La legittima preoccupazione di contenere i costi, pur essendo un problema nuovo e potenzialmente capace, come abbiamo visto, di trasformare la pratica della medicina, non è ancora il «cambiamento di paradigma» di cui la medicina dei nostri giorni ha bisogno. La grande innovazione è piuttosto la partecipazione del paziente al processo decisionale del medico (procedura estranea, di per sé, all'ethos della medicina di stampo paternalista), da ottenere mediante l’esercizio di una reale comunicazione. Un filo diretto sembra quindi legare le strategie di riduzione del costo della salute e l’esigenza che tra medici e pazienti circoli la parola, si instauri una vera comunicazione. La pur nobile concezione tradizionale, secondo cui l’alto profilo umanitario della medicina consiste In servizi resi disinteressatamente e «silenziosamente» al paziente, deve cedere la priorità alla convinzione, non meno tradizionale, del valore del dialogo tra gli esseri umani per giungere a una composizione soddisfacente di interessi divergenti. Anche quando a dialogare siano una persona malata e coloro che si prendono cura della sua salute.
Questa prospettiva ci permette di affermare che «il più» nel senso di interventismo terapeutico, di innovazione tecnologica e di investimento economico - non coincide sempre con «il meglio». Anzi, i problemi bioetici più acuti dei nostri giorni sembrano provenire più dall’eccesso che dalla carenza (si vedano le situazioni etichettate come «accanimento terapeutico» e le richieste di limiti all’interventismo medico in nome della volontà soggettiva di conservare la dignità umana anche nella fase terminale della vita).
Se «il più» non equivale, quindi, al meglio, «il meno» non corrisponde necessaria-mente al peggio (in sanità come in altri ambiti: anche nell’estetica, secondo il principio stabilito dall’architettura funzionale di Mies Van der Rohde, il meno contiene il più»...). Molti pazienti riceveranno benefici se la pressione esercitata dal contenimento dei costi limiterà gli interventi non necessari, ridurrà i danni iatrogeni ― cioè provocati dalla medicina stessa ― e punterà più sulla qualità della cura, che equivale spesso a un prezzo minore. Paradossalmente, le richieste più vive di rinnovamento della pratica medica attuale in termini umanistici ― dalla medicina palliativa alle cure domiciliari ― sono relativamente a minor costo e a più alta gratificazione del malato. L’attenzione alla qualità delle cure, correlata all’interesse per la qualità della vita, si rivela pagante non solo in termini umanitari, ma anche economici.

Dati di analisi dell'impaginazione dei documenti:

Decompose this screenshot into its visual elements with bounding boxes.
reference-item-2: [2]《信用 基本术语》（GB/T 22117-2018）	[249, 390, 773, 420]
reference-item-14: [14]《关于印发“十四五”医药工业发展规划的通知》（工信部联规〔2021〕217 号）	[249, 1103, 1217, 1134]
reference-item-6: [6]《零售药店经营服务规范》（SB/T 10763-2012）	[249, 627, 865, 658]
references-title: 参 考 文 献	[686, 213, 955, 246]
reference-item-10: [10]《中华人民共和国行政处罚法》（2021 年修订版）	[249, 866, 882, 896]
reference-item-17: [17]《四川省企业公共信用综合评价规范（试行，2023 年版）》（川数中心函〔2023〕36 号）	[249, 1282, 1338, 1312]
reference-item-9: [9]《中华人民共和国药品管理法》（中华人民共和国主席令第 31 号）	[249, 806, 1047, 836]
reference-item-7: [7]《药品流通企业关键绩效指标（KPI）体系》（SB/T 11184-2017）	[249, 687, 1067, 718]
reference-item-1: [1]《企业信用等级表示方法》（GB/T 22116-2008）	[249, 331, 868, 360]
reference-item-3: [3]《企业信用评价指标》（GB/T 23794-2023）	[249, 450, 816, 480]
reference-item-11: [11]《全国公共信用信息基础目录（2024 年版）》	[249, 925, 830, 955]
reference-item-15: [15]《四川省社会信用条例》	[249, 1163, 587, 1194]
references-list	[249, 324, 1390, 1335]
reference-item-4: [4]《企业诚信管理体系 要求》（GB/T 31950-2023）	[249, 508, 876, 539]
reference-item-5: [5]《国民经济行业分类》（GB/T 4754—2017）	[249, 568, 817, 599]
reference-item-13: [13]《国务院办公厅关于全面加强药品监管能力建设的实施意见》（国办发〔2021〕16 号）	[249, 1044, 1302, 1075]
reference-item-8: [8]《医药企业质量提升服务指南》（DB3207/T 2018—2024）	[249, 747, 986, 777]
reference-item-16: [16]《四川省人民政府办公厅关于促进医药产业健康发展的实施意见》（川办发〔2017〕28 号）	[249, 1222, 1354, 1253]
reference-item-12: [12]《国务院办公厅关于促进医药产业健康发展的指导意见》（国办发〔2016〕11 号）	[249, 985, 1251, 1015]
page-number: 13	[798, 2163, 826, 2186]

◆ CONSEGNA 1:
Rispondi alle domande seguenti in base al brano sui costi della medicina.
(a) Quale viene indicata come la grande innovazione?
(b) Da dove sembrano provenire i problemi bioetici più acuti dei nostri giorni?
(c) Quali due esempi di rinnovamento della pratica medica in termini umanistici vengono citati?
◆ CONSEGNA 2: Modifica il tratto del brano sui costi della medicina che va da "Questa prospettiva ci" fino a "terminale della vita).", sostituendo "carenza" con "scarsità".
◆ CONSEGNA 3: Prosegui il brano sui costi della medicina, partendo dopo la sua ultima frase.

◆ SPAZIO RISPOSTA 1:
(a) La partecipazione del paziente al processo decisionale del medico, da ottenere mediante l'esercizio di una reale comunicazione.
(b) Più dall'eccesso che dalla carenza.
(c) La medicina palliativa e le cure domiciliari.

◆ SPAZIO RISPOSTA 2:
Questa prospettiva ci permette di affermare che «il più» nel senso di interventismo terapeutico, di innovazione tecnologica e di investimento economico - non coincide sempre con «il meglio». Anzi, i problemi bioetici più acuti dei nostri giorni sembrano provenire più dall’eccesso che dalla scarsità (si vedano le situazioni etichettate come «accanimento terapeutico» e le richieste di limiti all’interventismo medico in nome della volontà soggettiva di conservare la dignità umana anche nella fase terminale della vita).

◆ SPAZIO RISPOSTA 3:
«La professione medica» ― secondo la filosofa americana Haavi Morrein ― «ha messo molto impegno nel cercare quali nuove cose i medici dovevano fare ai propri pazienti. Ora chiediamo solo che comincino a cercare, con lo stesso impegno, quali cose non hanno bisogno di fare.» Il medico non ha bisogno di promettere al paziente di fare «qualsiasi cosa», per promettere di fare il suo meglio. Purché la scelta del «giusto mezzo», tra il troppo e il troppo poco, sia il risultato di una ricerca comune. L’individuazione di quel «meno» che contiene anche «il più», e coincide quindi con «il meglio», si può ottenere solo mediante una migliore transazione con il paziente, entro il paradigma fondamentale di una medicina del dialogo.
A queste condizioni, possiamo affermare che una medicina più consapevole dei costi può andare, in ultima analisi, a beneficio del paziente. Le sfide morali al contenimento della spesa sanitaria si rivelano convergenti rispetto alle sole spinte economiche, e probabilmente più decisive nel conseguire il risultato di cambiare quanto di irragionevole e di ingiusto esiste attualmente nella pratica della medicina.